**Exercise brief:**
Find and return each line containing "的垂直平分线".

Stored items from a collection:
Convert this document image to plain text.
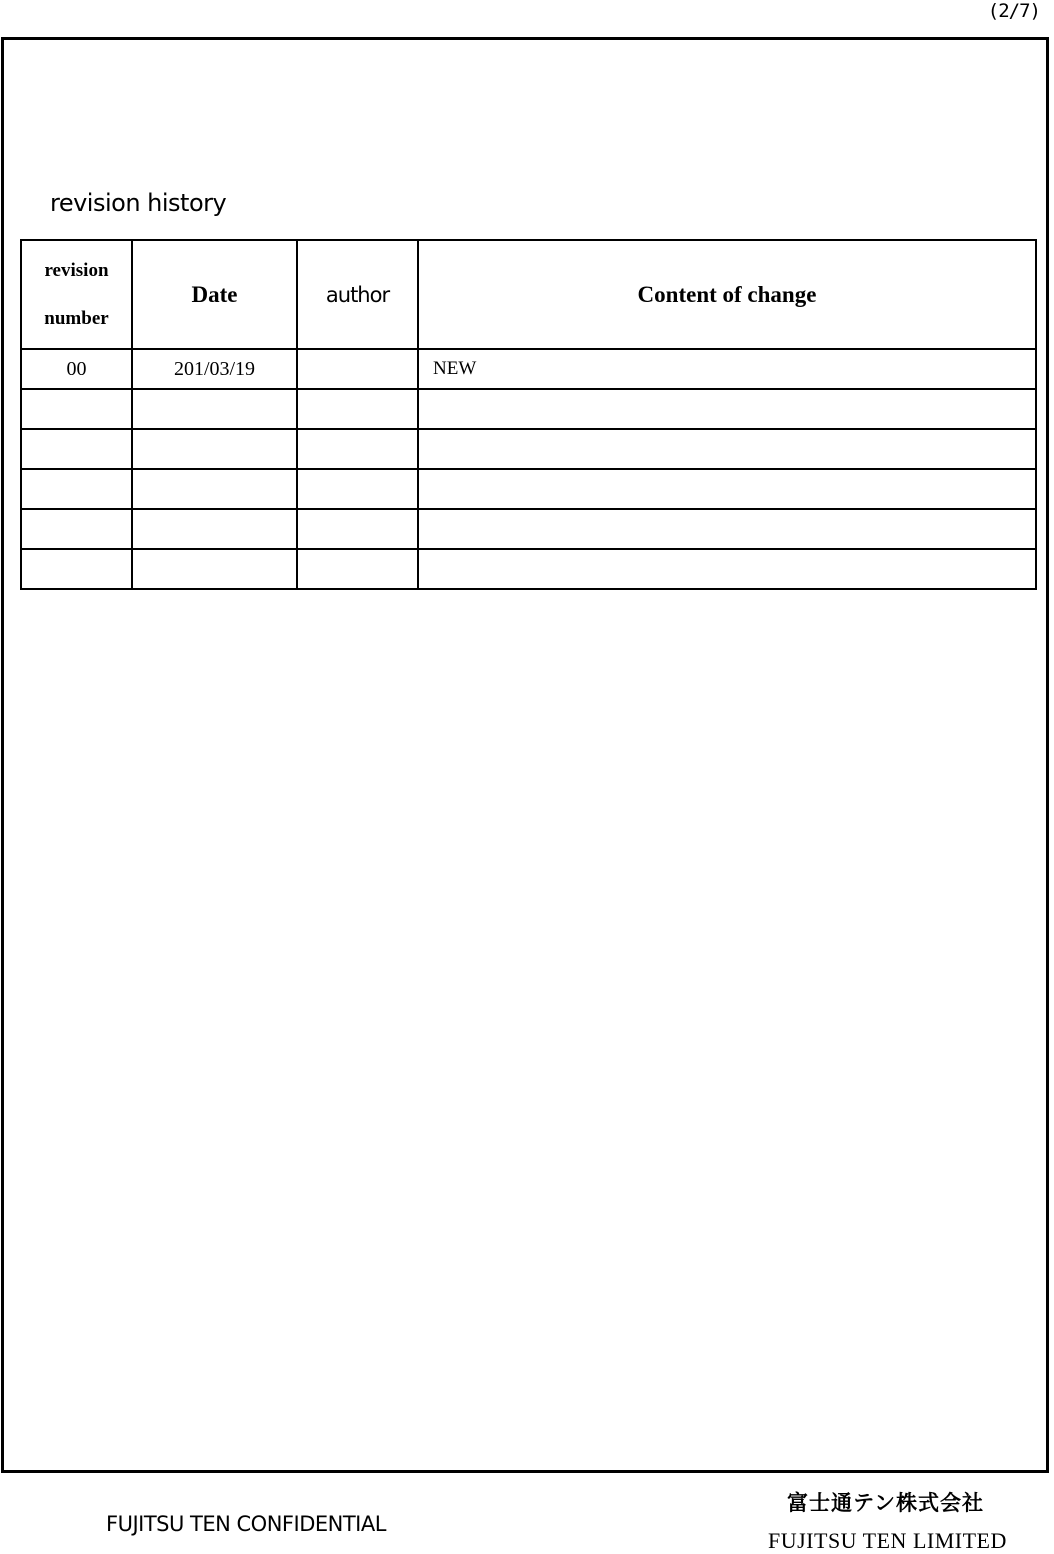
(2/7)
revision history
revision
number	Date	author	Content of change
00	201/03/19		NEW

FUJITSU TEN CONFIDENTIAL
富士通テン株式会社
FUJITSU TEN LIMITED
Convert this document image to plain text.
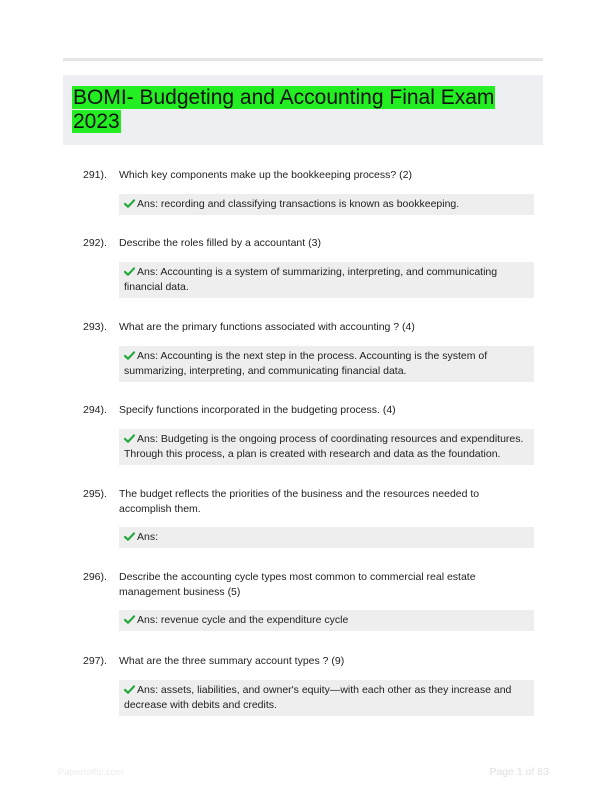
BOMI- Budgeting and Accounting Final Exam 2023
291). Which key components make up the bookkeeping process? (2)
Ans: recording and classifying transactions is known as bookkeeping.
292). Describe the roles filled by a accountant (3)
Ans: Accounting is a system of summarizing, interpreting, and communicating financial data.
293). What are the primary functions associated with accounting ? (4)
Ans: Accounting is the next step in the process. Accounting is the system of summarizing, interpreting, and communicating financial data.
294). Specify functions incorporated in the budgeting process. (4)
Ans: Budgeting is the ongoing process of coordinating resources and expenditures. Through this process, a plan is created with research and data as the foundation.
295). The budget reflects the priorities of the business and the resources needed to accomplish them.
Ans:
296). Describe the accounting cycle types most common to commercial real estate management business (5)
Ans: revenue cycle and the expenditure cycle
297). What are the three summary account types ? (9)
Ans: assets, liabilities, and owner's equity—with each other as they increase and decrease with debits and credits.
Papertoffic.com	Page 1 of 83
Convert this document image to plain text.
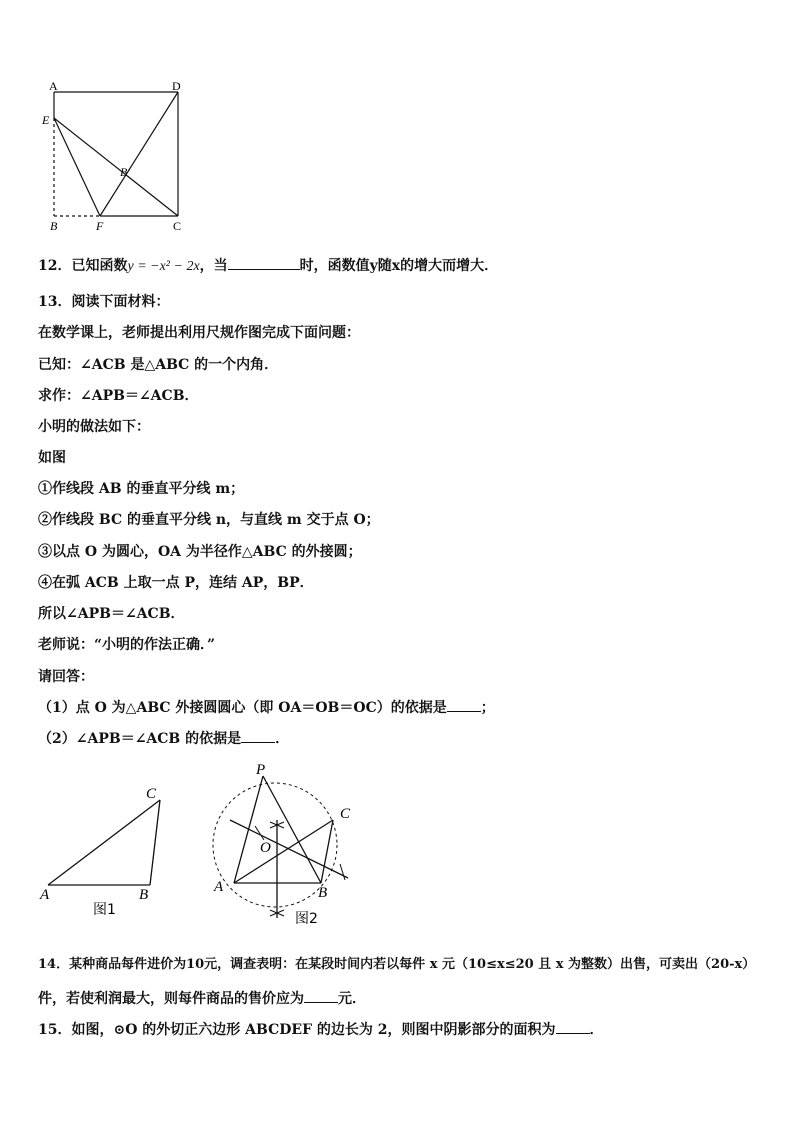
A	D
E
B′
B	F	C
12．已知函数y = −x² − 2x，当	时，函数值y随x的增大而增大．
13．阅读下面材料：
在数学课上，老师提出利用尺规作图完成下面问题：
已知：∠ACB 是△ABC 的一个内角．
求作：∠APB＝∠ACB．
小明的做法如下：
如图
①作线段 AB 的垂直平分线 m；
②作线段 BC 的垂直平分线 n，与直线 m 交于点 O；
③以点 O 为圆心，OA 为半径作△ABC 的外接圆；
④在弧 ACB 上取一点 P，连结 AP，BP．
所以∠APB＝∠ACB．
老师说：“小明的作法正确．”
请回答：
（1）点 O 为△ABC 外接圆圆心（即 OA＝OB＝OC）的依据是 ；
（2）∠APB＝∠ACB 的依据是 ．
C
A	B
图1
P
O
C
A	B
图2
14．某种商品每件进价为10元，调查表明：在某段时间内若以每件 x 元（10≤x≤20 且 x 为整数）出售，可卖出（20-x）
件，若使利润最大，则每件商品的售价应为 元．
15．如图，⊙O 的外切正六边形 ABCDEF 的边长为 2，则图中阴影部分的面积为 ．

**Problem solution:**
①作线段 AB 的垂直平分线 m；
②作线段 BC 的垂直平分线 n，与直线 m 交于点 O；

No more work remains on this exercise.